--- START ---

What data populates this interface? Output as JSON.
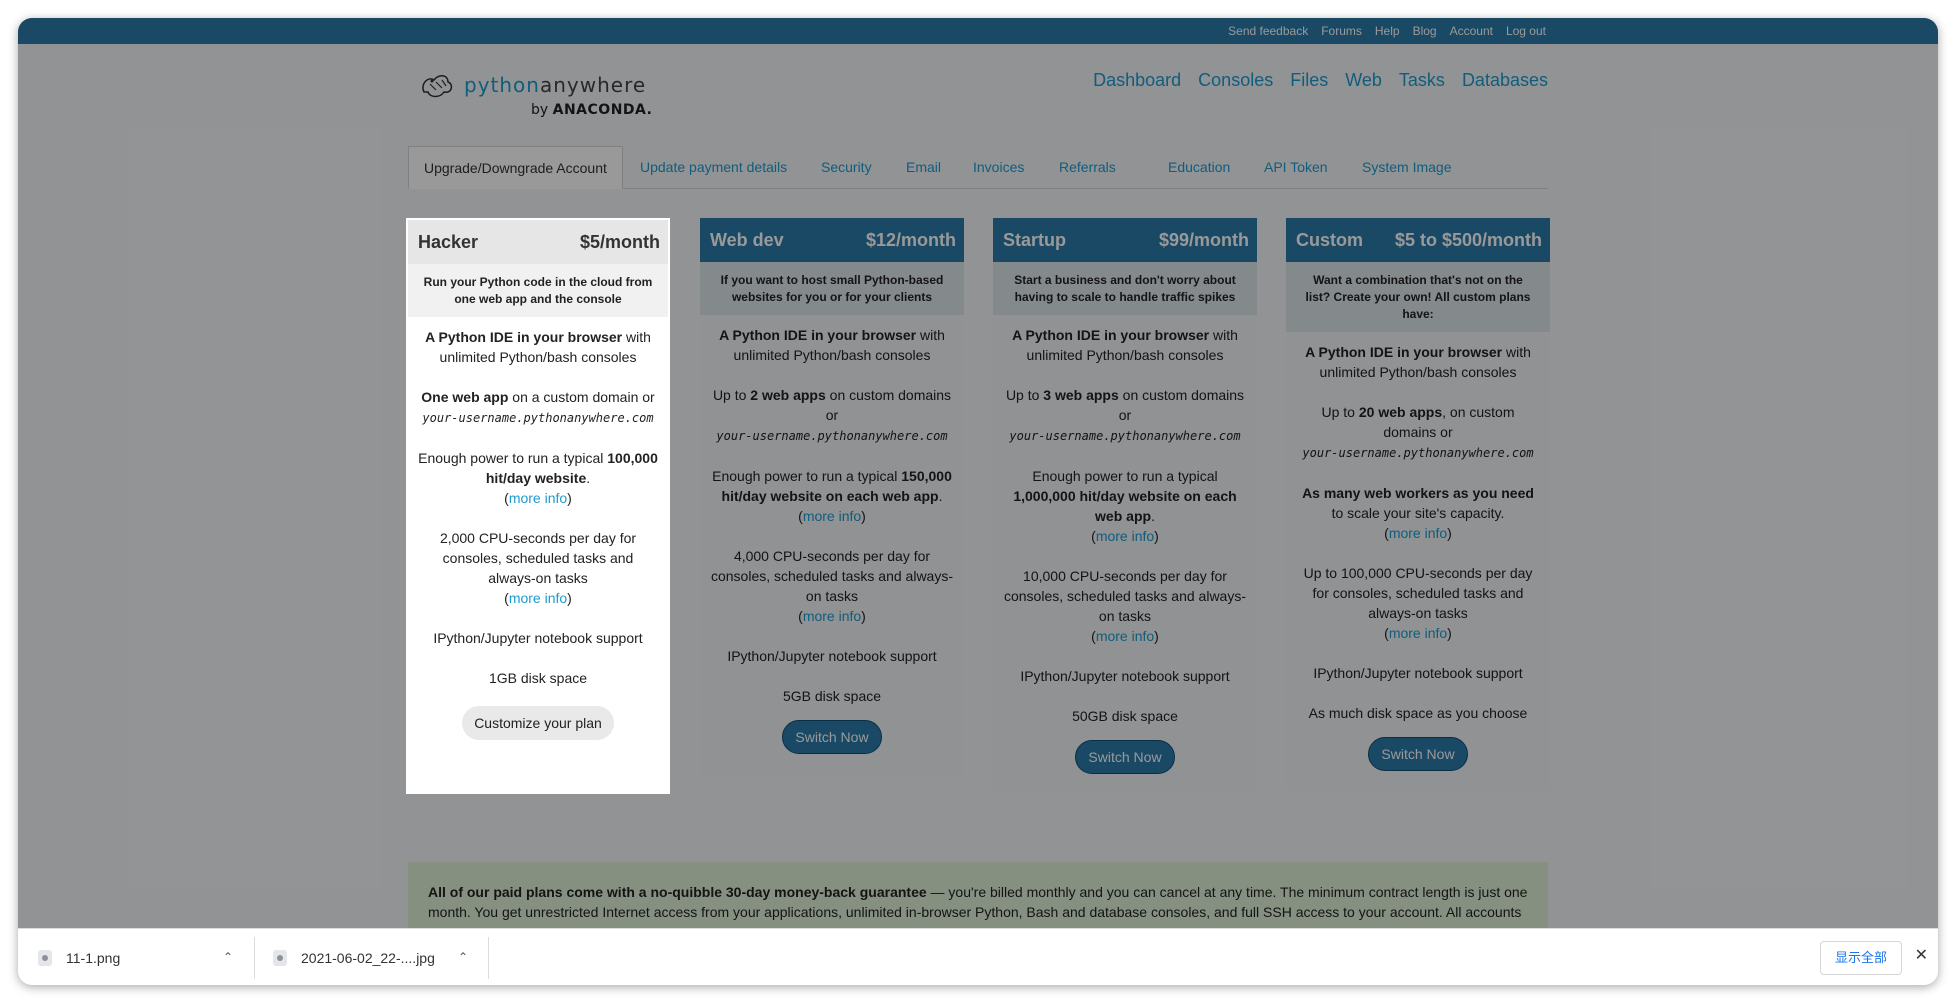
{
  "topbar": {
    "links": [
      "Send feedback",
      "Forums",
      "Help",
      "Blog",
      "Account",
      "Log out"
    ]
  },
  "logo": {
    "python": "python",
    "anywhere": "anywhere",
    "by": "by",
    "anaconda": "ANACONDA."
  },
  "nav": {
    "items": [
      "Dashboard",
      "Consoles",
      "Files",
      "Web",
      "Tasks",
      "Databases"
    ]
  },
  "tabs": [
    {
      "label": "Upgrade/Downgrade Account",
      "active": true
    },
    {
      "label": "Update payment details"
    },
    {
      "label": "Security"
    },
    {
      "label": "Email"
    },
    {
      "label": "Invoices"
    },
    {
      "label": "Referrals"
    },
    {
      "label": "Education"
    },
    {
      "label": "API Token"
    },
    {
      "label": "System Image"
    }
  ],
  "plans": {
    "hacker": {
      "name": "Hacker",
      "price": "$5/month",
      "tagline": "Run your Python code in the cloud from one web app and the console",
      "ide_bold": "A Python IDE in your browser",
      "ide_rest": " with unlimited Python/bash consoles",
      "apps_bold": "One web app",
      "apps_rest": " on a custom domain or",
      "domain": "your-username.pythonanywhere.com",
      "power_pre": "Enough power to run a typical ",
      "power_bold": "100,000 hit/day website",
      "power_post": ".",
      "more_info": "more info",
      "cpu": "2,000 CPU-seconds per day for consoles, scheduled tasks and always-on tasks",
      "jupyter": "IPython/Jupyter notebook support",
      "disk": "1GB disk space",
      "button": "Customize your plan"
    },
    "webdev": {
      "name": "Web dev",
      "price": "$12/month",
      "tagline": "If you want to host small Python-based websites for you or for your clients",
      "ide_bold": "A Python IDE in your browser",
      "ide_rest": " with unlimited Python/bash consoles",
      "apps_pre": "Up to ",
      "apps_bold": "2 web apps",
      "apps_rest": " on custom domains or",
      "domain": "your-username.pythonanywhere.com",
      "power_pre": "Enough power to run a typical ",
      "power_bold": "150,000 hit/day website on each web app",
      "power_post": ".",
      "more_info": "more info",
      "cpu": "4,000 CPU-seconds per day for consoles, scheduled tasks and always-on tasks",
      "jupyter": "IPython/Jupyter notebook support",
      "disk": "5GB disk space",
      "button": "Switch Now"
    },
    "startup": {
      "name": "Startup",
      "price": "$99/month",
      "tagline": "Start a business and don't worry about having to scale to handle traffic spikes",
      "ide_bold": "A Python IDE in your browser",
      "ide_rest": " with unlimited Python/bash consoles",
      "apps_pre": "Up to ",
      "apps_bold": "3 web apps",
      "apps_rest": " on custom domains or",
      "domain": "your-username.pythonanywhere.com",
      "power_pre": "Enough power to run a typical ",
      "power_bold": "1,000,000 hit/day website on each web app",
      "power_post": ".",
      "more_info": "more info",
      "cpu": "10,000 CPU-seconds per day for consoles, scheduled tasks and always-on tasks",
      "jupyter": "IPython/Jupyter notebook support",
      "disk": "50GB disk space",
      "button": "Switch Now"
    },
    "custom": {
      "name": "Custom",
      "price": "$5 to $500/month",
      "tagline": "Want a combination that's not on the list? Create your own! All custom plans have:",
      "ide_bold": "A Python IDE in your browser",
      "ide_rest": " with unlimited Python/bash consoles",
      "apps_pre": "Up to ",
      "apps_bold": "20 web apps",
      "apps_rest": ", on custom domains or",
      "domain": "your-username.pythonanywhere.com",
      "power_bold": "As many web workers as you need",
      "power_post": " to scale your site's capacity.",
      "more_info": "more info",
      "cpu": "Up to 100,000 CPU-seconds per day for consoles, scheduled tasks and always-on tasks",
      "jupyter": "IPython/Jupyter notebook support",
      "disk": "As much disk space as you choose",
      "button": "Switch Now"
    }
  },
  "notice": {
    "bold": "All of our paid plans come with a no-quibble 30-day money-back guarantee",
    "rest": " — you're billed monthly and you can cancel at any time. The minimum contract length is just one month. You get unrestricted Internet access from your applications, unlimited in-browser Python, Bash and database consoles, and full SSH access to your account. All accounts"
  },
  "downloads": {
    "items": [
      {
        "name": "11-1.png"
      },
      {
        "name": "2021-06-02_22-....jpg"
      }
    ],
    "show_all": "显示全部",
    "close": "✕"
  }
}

--- END ---
--- START ---

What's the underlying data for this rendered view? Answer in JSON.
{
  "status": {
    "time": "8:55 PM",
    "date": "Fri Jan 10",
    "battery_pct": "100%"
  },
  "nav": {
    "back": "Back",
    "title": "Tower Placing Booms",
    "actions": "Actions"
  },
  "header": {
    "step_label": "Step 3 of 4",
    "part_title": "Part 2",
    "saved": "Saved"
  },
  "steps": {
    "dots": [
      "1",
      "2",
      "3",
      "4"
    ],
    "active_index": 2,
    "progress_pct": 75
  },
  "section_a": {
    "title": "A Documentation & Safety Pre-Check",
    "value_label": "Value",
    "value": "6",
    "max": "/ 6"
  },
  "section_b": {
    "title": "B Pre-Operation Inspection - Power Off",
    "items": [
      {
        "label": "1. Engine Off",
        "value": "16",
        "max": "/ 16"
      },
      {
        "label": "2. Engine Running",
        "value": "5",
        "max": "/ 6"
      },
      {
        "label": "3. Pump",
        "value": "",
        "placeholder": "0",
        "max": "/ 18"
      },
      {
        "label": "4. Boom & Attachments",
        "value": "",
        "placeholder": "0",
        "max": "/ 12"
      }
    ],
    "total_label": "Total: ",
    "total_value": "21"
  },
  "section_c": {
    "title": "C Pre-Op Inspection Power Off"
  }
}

--- END ---
--- START ---

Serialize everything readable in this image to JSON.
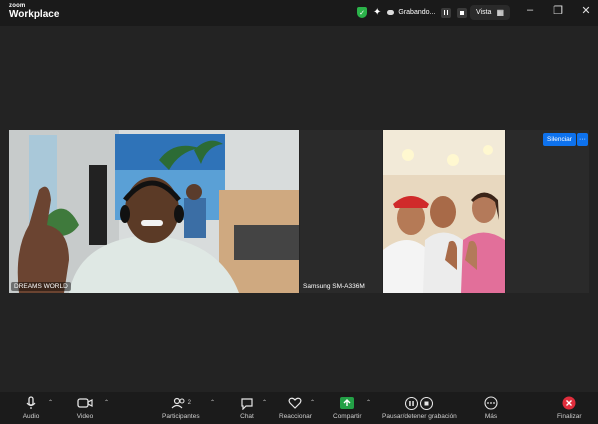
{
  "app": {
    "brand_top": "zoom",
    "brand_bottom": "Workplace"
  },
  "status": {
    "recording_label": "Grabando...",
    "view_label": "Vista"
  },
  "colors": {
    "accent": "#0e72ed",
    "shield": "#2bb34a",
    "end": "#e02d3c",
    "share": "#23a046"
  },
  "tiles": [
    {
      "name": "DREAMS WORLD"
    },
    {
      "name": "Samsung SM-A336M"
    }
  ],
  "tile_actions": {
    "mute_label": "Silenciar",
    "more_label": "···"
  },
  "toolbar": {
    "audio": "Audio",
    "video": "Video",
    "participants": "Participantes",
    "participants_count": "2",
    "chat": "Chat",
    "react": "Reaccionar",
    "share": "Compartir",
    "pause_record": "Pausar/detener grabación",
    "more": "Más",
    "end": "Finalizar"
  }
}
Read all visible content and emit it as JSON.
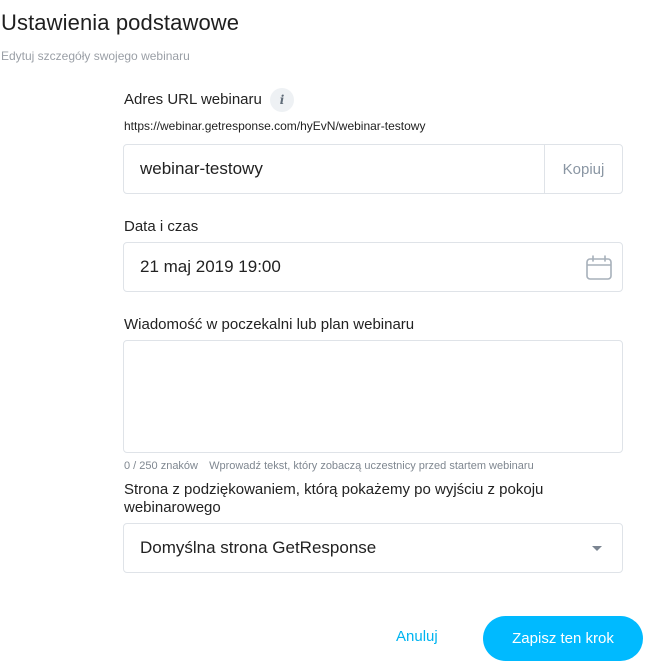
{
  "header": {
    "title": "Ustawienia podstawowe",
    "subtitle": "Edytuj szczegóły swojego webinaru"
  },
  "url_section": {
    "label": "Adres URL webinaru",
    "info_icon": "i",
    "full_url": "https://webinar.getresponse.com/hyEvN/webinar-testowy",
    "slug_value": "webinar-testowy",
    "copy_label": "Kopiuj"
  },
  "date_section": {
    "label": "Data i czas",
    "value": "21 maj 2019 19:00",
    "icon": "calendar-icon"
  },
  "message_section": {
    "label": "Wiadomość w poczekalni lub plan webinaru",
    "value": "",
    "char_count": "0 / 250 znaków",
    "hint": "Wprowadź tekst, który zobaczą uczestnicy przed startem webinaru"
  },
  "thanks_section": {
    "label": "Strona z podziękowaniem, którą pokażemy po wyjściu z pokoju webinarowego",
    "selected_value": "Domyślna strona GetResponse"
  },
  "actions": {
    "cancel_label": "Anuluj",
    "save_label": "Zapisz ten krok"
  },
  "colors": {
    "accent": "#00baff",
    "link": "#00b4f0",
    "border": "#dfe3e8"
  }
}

--- END ---

> **Stated exercise**
Count the lines in which the string "seconds" appears, then report only that figure.

> **Response to the exercise**
4